RECORDS PROVIDED |
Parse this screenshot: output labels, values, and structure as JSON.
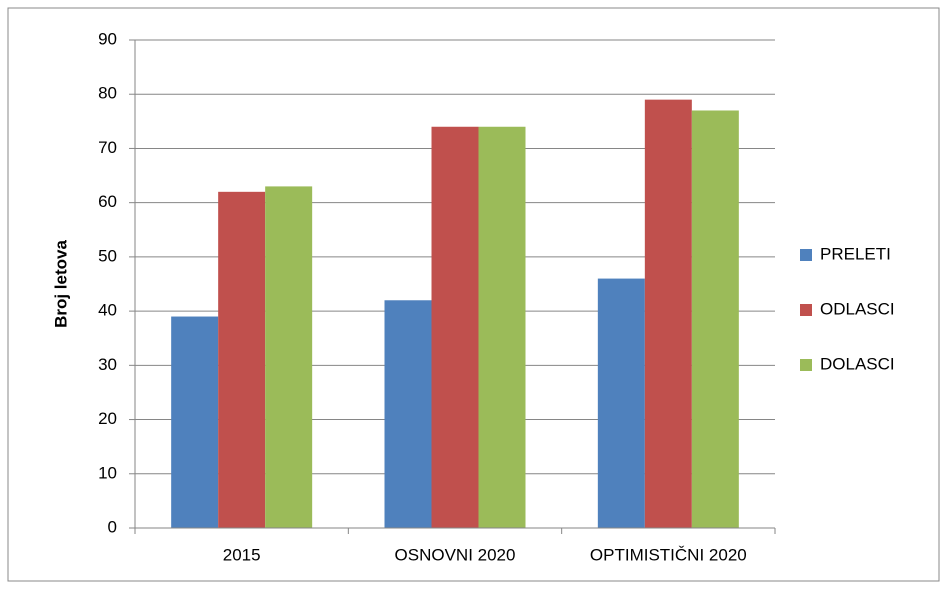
{
  "chart_data": {
    "type": "bar",
    "y_label": "Broj letova",
    "categories": [
      "2015",
      "OSNOVNI 2020",
      "OPTIMISTIČNI 2020"
    ],
    "series": [
      {
        "name": "PRELETI",
        "color": "#4f81bd",
        "values": [
          39,
          42,
          46
        ]
      },
      {
        "name": "ODLASCI",
        "color": "#c0504d",
        "values": [
          62,
          74,
          79
        ]
      },
      {
        "name": "DOLASCI",
        "color": "#9bbb59",
        "values": [
          63,
          74,
          77
        ]
      }
    ],
    "ylim": [
      0,
      90
    ],
    "yticks": [
      0,
      10,
      20,
      30,
      40,
      50,
      60,
      70,
      80,
      90
    ],
    "grid": true,
    "legend": "right"
  }
}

WHAT IS ASKED | None of the pictures should appear; repeat the records exactly otherwise.

EXERCISE SOLUTION |
Parse this screenshot: output labels, values, and structure as JSON.
{
  "chart_data": {
    "type": "bar",
    "y_label": "Broj letova",
    "categories": [
      "2015",
      "OSNOVNI 2020",
      "OPTIMISTIČNI 2020"
    ],
    "series": [
      {
        "name": "PRELETI",
        "color": "#4f81bd",
        "values": [
          39,
          42,
          46
        ]
      },
      {
        "name": "ODLASCI",
        "color": "#c0504d",
        "values": [
          62,
          74,
          79
        ]
      },
      {
        "name": "DOLASCI",
        "color": "#9bbb59",
        "values": [
          63,
          74,
          77
        ]
      }
    ],
    "ylim": [
      0,
      90
    ],
    "yticks": [
      0,
      10,
      20,
      30,
      40,
      50,
      60,
      70,
      80,
      90
    ],
    "grid": true,
    "legend": "right"
  }
}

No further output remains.